Collect each line containing "this".

◆ Dataset extract

##############################

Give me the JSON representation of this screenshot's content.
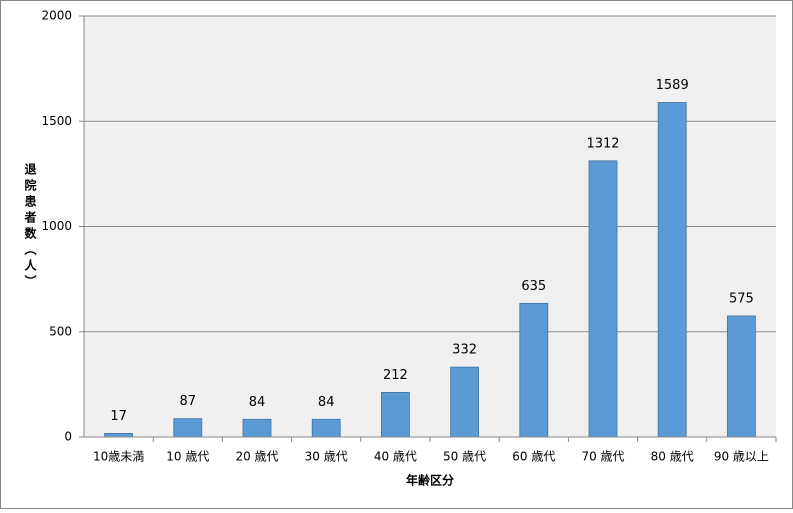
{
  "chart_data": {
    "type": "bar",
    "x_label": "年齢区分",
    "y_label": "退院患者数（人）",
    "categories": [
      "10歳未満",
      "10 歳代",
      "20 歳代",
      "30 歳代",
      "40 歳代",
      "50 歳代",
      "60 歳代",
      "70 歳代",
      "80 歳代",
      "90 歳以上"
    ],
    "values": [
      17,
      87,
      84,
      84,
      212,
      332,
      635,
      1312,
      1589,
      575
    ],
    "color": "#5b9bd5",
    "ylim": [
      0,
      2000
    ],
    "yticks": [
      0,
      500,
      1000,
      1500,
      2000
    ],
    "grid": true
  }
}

##############################

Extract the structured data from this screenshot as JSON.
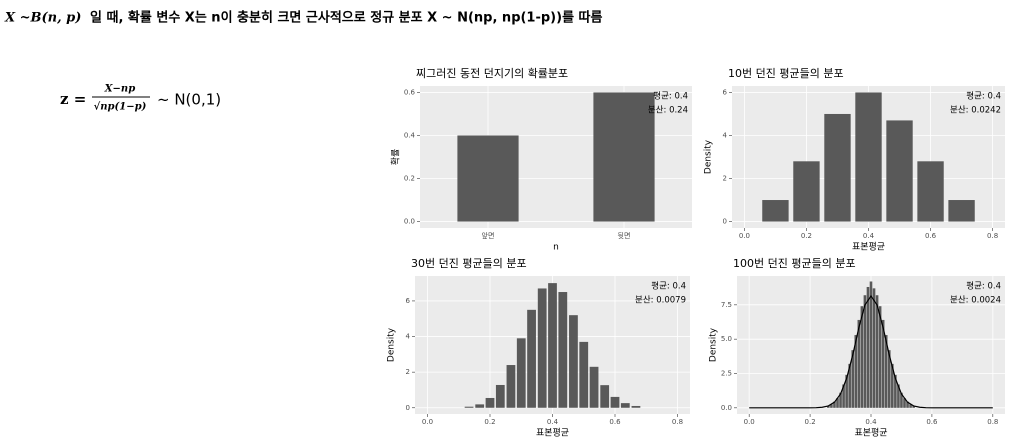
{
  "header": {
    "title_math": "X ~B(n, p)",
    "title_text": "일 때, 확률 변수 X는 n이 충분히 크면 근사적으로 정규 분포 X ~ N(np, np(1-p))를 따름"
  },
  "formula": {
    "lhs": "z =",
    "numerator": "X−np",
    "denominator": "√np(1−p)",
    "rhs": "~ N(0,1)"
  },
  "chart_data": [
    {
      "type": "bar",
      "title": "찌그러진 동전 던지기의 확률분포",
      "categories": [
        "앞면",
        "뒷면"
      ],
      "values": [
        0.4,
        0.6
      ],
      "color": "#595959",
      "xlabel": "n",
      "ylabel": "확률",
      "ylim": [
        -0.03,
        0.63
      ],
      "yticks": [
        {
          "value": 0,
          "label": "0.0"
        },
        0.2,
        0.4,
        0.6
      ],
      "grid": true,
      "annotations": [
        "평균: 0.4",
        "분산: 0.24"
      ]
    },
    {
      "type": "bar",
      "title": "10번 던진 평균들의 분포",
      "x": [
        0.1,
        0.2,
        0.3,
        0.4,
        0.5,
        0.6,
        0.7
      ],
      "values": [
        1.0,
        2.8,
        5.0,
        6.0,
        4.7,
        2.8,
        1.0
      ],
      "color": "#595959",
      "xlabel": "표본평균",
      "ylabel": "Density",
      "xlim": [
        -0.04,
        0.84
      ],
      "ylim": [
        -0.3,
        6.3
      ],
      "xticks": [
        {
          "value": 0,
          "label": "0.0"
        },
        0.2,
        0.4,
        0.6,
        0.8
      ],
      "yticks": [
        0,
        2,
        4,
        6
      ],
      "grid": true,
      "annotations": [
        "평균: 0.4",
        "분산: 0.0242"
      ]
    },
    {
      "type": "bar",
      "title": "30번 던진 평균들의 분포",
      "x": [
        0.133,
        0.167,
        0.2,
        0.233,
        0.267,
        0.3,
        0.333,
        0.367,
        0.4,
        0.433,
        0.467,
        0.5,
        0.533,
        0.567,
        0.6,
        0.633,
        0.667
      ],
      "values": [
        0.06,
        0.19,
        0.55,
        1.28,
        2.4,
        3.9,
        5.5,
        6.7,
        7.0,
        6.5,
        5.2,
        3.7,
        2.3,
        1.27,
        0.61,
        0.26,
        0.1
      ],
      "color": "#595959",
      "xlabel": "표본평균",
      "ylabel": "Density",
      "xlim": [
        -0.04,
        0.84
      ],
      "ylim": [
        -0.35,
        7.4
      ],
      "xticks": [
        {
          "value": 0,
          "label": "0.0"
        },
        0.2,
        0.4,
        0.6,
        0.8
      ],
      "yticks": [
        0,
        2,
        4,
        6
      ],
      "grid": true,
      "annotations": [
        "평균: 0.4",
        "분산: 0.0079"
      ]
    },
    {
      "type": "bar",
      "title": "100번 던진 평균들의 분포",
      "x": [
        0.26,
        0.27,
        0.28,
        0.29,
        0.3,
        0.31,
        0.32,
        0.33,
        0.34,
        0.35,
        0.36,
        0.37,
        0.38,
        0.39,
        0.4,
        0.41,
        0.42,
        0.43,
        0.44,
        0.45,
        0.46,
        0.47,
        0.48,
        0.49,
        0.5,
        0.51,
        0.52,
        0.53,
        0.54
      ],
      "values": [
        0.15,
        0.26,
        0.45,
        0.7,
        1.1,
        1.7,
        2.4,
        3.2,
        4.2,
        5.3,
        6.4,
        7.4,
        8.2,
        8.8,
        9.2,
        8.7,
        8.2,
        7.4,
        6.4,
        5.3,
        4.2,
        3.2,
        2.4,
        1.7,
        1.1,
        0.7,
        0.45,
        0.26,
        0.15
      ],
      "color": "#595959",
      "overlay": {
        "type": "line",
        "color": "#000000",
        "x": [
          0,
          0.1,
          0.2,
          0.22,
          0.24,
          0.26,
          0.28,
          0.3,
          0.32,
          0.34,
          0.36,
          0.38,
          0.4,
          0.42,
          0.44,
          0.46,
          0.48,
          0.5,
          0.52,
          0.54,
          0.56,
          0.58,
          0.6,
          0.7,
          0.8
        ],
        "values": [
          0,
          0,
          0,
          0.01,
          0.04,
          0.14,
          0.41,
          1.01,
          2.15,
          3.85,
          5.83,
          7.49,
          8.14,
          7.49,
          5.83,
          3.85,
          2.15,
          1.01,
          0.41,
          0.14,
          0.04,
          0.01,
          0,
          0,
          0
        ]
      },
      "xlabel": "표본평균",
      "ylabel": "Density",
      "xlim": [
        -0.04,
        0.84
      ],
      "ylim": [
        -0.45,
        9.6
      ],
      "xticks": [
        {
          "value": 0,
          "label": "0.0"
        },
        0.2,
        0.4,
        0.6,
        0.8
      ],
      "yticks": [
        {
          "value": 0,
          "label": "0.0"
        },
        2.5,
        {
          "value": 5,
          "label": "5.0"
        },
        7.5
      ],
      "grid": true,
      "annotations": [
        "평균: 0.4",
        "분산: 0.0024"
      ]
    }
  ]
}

##############################

◆ Solution below
Give me the JSON representation of this screenshot's content.
Extract the structured data from this screenshot as JSON.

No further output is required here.